--- Begin MATERIAL FOR THIS EXERCISE ---
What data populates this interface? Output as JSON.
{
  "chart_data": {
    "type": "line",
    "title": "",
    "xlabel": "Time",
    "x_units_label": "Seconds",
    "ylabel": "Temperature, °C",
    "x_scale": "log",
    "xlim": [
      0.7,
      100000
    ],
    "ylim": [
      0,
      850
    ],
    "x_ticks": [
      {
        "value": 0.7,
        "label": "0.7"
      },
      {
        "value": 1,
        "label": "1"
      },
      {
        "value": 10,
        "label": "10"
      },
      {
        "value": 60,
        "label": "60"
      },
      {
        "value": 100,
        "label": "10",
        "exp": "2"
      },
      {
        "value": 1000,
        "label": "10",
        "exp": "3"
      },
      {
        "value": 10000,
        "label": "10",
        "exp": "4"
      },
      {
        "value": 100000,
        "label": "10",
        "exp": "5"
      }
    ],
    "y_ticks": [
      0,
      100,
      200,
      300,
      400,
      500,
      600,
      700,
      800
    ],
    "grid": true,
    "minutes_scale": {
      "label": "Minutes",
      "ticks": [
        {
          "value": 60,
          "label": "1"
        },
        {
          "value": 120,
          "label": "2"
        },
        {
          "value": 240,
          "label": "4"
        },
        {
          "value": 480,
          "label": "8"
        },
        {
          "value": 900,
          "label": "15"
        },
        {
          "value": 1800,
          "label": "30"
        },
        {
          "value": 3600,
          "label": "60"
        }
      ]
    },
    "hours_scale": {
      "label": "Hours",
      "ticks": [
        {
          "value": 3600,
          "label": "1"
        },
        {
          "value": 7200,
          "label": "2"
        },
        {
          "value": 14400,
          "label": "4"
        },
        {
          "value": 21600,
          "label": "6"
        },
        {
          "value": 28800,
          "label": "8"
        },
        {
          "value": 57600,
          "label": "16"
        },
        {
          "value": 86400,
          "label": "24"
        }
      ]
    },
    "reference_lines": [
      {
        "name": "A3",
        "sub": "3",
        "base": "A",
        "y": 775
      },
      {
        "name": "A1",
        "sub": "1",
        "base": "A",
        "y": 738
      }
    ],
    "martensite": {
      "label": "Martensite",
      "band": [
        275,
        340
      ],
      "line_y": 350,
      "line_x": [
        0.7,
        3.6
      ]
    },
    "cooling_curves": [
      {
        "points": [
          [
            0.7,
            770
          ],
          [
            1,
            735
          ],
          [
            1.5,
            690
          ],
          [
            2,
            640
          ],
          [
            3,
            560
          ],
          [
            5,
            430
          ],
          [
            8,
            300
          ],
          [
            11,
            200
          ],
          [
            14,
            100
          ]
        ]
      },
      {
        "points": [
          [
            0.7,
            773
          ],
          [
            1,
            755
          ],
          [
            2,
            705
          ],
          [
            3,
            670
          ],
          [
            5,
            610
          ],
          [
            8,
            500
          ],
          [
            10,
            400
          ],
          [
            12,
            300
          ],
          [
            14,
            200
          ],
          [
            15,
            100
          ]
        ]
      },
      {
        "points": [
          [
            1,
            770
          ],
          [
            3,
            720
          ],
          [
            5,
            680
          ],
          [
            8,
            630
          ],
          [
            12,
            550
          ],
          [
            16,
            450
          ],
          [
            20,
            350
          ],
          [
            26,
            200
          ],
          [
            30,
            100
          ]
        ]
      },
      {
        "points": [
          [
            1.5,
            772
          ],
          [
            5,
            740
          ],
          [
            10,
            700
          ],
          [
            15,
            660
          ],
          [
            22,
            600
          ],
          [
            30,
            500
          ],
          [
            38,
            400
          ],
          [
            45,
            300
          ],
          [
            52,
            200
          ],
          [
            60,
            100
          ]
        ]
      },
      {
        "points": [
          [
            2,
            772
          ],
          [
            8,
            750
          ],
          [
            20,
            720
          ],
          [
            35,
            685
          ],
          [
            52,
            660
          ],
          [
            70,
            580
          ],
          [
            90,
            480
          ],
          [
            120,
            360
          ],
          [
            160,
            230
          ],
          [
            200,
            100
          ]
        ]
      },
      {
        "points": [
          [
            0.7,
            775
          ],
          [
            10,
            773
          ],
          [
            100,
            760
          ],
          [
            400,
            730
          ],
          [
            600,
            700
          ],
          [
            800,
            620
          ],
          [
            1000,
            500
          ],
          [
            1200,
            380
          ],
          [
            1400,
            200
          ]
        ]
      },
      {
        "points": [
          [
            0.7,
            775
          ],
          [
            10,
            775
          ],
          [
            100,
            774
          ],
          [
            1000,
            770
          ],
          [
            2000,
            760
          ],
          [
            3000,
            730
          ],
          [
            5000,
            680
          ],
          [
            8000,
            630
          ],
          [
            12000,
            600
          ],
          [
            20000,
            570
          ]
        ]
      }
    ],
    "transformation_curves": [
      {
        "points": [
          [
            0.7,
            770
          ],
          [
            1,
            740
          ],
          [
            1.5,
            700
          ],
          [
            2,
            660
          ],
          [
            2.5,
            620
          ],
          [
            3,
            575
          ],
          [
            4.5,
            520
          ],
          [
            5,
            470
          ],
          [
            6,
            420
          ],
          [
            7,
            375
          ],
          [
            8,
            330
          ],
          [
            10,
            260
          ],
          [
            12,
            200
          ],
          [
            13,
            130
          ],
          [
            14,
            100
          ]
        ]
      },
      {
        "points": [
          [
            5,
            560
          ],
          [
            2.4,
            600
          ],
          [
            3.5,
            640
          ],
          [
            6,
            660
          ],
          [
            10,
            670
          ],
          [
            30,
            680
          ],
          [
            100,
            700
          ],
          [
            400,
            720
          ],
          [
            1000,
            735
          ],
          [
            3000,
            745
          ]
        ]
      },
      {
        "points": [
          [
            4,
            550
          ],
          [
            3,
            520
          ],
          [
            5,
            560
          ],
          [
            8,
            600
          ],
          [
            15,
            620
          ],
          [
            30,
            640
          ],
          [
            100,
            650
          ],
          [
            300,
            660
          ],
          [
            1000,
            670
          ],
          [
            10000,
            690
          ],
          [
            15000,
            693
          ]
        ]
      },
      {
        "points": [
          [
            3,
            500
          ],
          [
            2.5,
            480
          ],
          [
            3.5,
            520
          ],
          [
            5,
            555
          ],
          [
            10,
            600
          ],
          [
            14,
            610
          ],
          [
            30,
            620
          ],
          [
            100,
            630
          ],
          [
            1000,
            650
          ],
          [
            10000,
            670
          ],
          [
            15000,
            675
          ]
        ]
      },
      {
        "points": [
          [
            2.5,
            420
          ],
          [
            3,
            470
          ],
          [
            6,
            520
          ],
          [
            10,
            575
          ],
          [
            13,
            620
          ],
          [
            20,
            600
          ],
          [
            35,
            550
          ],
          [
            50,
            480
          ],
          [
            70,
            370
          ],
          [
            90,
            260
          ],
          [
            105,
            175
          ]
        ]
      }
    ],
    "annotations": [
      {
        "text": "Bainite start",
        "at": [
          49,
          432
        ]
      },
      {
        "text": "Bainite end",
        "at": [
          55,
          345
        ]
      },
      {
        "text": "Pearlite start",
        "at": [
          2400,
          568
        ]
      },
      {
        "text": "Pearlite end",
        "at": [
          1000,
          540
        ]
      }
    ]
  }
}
--- End MATERIAL FOR THIS EXERCISE ---
• _TO BE DONE_
Write out the whole listing again. Match it word for word.

• _EXPECTED ANSWER_
What data populates this interface? Output as JSON.
{
  "chart_data": {
    "type": "line",
    "title": "",
    "xlabel": "Time",
    "x_units_label": "Seconds",
    "ylabel": "Temperature, °C",
    "x_scale": "log",
    "xlim": [
      0.7,
      100000
    ],
    "ylim": [
      0,
      850
    ],
    "x_ticks": [
      {
        "value": 0.7,
        "label": "0.7"
      },
      {
        "value": 1,
        "label": "1"
      },
      {
        "value": 10,
        "label": "10"
      },
      {
        "value": 60,
        "label": "60"
      },
      {
        "value": 100,
        "label": "10",
        "exp": "2"
      },
      {
        "value": 1000,
        "label": "10",
        "exp": "3"
      },
      {
        "value": 10000,
        "label": "10",
        "exp": "4"
      },
      {
        "value": 100000,
        "label": "10",
        "exp": "5"
      }
    ],
    "y_ticks": [
      0,
      100,
      200,
      300,
      400,
      500,
      600,
      700,
      800
    ],
    "grid": true,
    "minutes_scale": {
      "label": "Minutes",
      "ticks": [
        {
          "value": 60,
          "label": "1"
        },
        {
          "value": 120,
          "label": "2"
        },
        {
          "value": 240,
          "label": "4"
        },
        {
          "value": 480,
          "label": "8"
        },
        {
          "value": 900,
          "label": "15"
        },
        {
          "value": 1800,
          "label": "30"
        },
        {
          "value": 3600,
          "label": "60"
        }
      ]
    },
    "hours_scale": {
      "label": "Hours",
      "ticks": [
        {
          "value": 3600,
          "label": "1"
        },
        {
          "value": 7200,
          "label": "2"
        },
        {
          "value": 14400,
          "label": "4"
        },
        {
          "value": 21600,
          "label": "6"
        },
        {
          "value": 28800,
          "label": "8"
        },
        {
          "value": 57600,
          "label": "16"
        },
        {
          "value": 86400,
          "label": "24"
        }
      ]
    },
    "reference_lines": [
      {
        "name": "A3",
        "sub": "3",
        "base": "A",
        "y": 775
      },
      {
        "name": "A1",
        "sub": "1",
        "base": "A",
        "y": 738
      }
    ],
    "martensite": {
      "label": "Martensite",
      "band": [
        275,
        340
      ],
      "line_y": 350,
      "line_x": [
        0.7,
        3.6
      ]
    },
    "cooling_curves": [
      {
        "points": [
          [
            0.7,
            770
          ],
          [
            1,
            735
          ],
          [
            1.5,
            690
          ],
          [
            2,
            640
          ],
          [
            3,
            560
          ],
          [
            5,
            430
          ],
          [
            8,
            300
          ],
          [
            11,
            200
          ],
          [
            14,
            100
          ]
        ]
      },
      {
        "points": [
          [
            0.7,
            773
          ],
          [
            1,
            755
          ],
          [
            2,
            705
          ],
          [
            3,
            670
          ],
          [
            5,
            610
          ],
          [
            8,
            500
          ],
          [
            10,
            400
          ],
          [
            12,
            300
          ],
          [
            14,
            200
          ],
          [
            15,
            100
          ]
        ]
      },
      {
        "points": [
          [
            1,
            770
          ],
          [
            3,
            720
          ],
          [
            5,
            680
          ],
          [
            8,
            630
          ],
          [
            12,
            550
          ],
          [
            16,
            450
          ],
          [
            20,
            350
          ],
          [
            26,
            200
          ],
          [
            30,
            100
          ]
        ]
      },
      {
        "points": [
          [
            1.5,
            772
          ],
          [
            5,
            740
          ],
          [
            10,
            700
          ],
          [
            15,
            660
          ],
          [
            22,
            600
          ],
          [
            30,
            500
          ],
          [
            38,
            400
          ],
          [
            45,
            300
          ],
          [
            52,
            200
          ],
          [
            60,
            100
          ]
        ]
      },
      {
        "points": [
          [
            2,
            772
          ],
          [
            8,
            750
          ],
          [
            20,
            720
          ],
          [
            35,
            685
          ],
          [
            52,
            660
          ],
          [
            70,
            580
          ],
          [
            90,
            480
          ],
          [
            120,
            360
          ],
          [
            160,
            230
          ],
          [
            200,
            100
          ]
        ]
      },
      {
        "points": [
          [
            0.7,
            775
          ],
          [
            10,
            773
          ],
          [
            100,
            760
          ],
          [
            400,
            730
          ],
          [
            600,
            700
          ],
          [
            800,
            620
          ],
          [
            1000,
            500
          ],
          [
            1200,
            380
          ],
          [
            1400,
            200
          ]
        ]
      },
      {
        "points": [
          [
            0.7,
            775
          ],
          [
            10,
            775
          ],
          [
            100,
            774
          ],
          [
            1000,
            770
          ],
          [
            2000,
            760
          ],
          [
            3000,
            730
          ],
          [
            5000,
            680
          ],
          [
            8000,
            630
          ],
          [
            12000,
            600
          ],
          [
            20000,
            570
          ]
        ]
      }
    ],
    "transformation_curves": [
      {
        "points": [
          [
            0.7,
            770
          ],
          [
            1,
            740
          ],
          [
            1.5,
            700
          ],
          [
            2,
            660
          ],
          [
            2.5,
            620
          ],
          [
            3,
            575
          ],
          [
            4.5,
            520
          ],
          [
            5,
            470
          ],
          [
            6,
            420
          ],
          [
            7,
            375
          ],
          [
            8,
            330
          ],
          [
            10,
            260
          ],
          [
            12,
            200
          ],
          [
            13,
            130
          ],
          [
            14,
            100
          ]
        ]
      },
      {
        "points": [
          [
            5,
            560
          ],
          [
            2.4,
            600
          ],
          [
            3.5,
            640
          ],
          [
            6,
            660
          ],
          [
            10,
            670
          ],
          [
            30,
            680
          ],
          [
            100,
            700
          ],
          [
            400,
            720
          ],
          [
            1000,
            735
          ],
          [
            3000,
            745
          ]
        ]
      },
      {
        "points": [
          [
            4,
            550
          ],
          [
            3,
            520
          ],
          [
            5,
            560
          ],
          [
            8,
            600
          ],
          [
            15,
            620
          ],
          [
            30,
            640
          ],
          [
            100,
            650
          ],
          [
            300,
            660
          ],
          [
            1000,
            670
          ],
          [
            10000,
            690
          ],
          [
            15000,
            693
          ]
        ]
      },
      {
        "points": [
          [
            3,
            500
          ],
          [
            2.5,
            480
          ],
          [
            3.5,
            520
          ],
          [
            5,
            555
          ],
          [
            10,
            600
          ],
          [
            14,
            610
          ],
          [
            30,
            620
          ],
          [
            100,
            630
          ],
          [
            1000,
            650
          ],
          [
            10000,
            670
          ],
          [
            15000,
            675
          ]
        ]
      },
      {
        "points": [
          [
            2.5,
            420
          ],
          [
            3,
            470
          ],
          [
            6,
            520
          ],
          [
            10,
            575
          ],
          [
            13,
            620
          ],
          [
            20,
            600
          ],
          [
            35,
            550
          ],
          [
            50,
            480
          ],
          [
            70,
            370
          ],
          [
            90,
            260
          ],
          [
            105,
            175
          ]
        ]
      }
    ],
    "annotations": [
      {
        "text": "Bainite start",
        "at": [
          49,
          432
        ]
      },
      {
        "text": "Bainite end",
        "at": [
          55,
          345
        ]
      },
      {
        "text": "Pearlite start",
        "at": [
          2400,
          568
        ]
      },
      {
        "text": "Pearlite end",
        "at": [
          1000,
          540
        ]
      }
    ]
  }
}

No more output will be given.